• _Task instructions_
Looking at the data below, count the lines that contain the string "показателя". Write only the total.

• _Rows_
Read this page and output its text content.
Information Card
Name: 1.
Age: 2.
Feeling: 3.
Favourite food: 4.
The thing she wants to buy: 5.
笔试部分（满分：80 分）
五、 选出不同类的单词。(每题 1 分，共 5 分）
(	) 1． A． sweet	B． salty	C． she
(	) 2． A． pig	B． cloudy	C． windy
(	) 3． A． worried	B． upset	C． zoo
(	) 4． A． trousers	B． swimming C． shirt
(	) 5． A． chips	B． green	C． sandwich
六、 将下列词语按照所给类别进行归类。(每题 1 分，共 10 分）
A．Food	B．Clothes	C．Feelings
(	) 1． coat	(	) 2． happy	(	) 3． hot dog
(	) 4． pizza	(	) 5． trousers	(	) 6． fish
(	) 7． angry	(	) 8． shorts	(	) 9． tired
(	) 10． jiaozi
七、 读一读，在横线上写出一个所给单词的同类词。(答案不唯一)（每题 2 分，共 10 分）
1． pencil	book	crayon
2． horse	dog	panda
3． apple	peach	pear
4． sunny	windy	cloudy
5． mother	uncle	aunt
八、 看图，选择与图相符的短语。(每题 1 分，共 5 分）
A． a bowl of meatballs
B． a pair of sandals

...

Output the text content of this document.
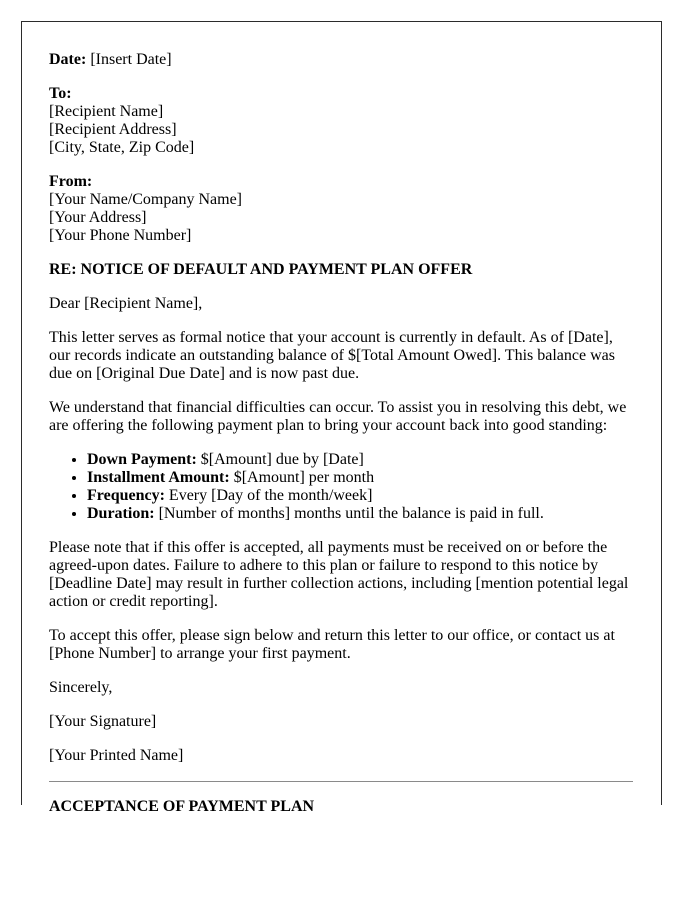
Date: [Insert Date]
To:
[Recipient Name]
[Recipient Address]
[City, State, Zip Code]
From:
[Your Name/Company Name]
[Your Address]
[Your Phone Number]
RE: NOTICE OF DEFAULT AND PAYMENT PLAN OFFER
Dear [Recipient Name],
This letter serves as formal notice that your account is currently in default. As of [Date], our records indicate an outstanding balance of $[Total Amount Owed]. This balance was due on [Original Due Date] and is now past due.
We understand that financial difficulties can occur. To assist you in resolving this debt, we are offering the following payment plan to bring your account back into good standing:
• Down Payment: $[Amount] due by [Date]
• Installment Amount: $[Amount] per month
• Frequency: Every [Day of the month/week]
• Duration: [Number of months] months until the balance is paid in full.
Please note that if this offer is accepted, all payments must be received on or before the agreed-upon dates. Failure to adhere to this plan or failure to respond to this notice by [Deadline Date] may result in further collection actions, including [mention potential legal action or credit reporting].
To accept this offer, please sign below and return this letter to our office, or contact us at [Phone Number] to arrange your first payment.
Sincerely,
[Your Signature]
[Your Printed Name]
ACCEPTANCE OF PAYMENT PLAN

--

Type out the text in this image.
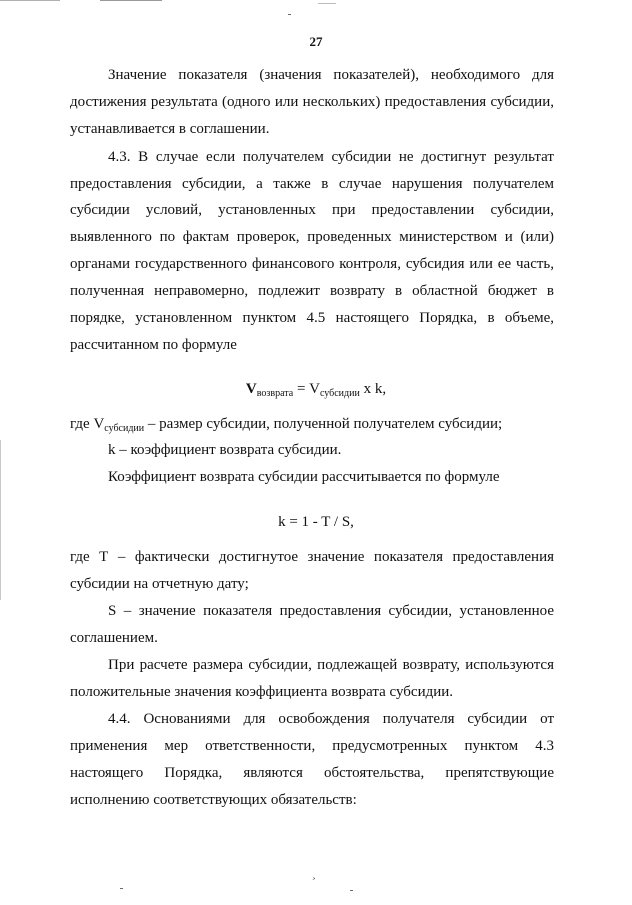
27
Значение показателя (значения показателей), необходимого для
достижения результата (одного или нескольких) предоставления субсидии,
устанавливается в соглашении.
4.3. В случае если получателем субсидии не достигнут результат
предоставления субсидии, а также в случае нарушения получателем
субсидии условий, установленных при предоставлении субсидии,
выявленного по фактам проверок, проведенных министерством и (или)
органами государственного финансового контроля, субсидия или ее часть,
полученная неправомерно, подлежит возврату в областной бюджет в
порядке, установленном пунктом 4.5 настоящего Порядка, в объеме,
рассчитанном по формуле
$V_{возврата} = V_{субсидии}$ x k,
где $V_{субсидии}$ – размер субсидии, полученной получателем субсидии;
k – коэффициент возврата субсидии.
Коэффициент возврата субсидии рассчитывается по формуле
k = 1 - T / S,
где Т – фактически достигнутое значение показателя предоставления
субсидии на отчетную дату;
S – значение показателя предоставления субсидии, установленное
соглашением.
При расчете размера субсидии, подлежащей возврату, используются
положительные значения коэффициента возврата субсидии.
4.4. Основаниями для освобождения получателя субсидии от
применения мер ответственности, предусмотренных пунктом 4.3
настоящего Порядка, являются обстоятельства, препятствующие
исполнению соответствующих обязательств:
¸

• _Exercise response_
3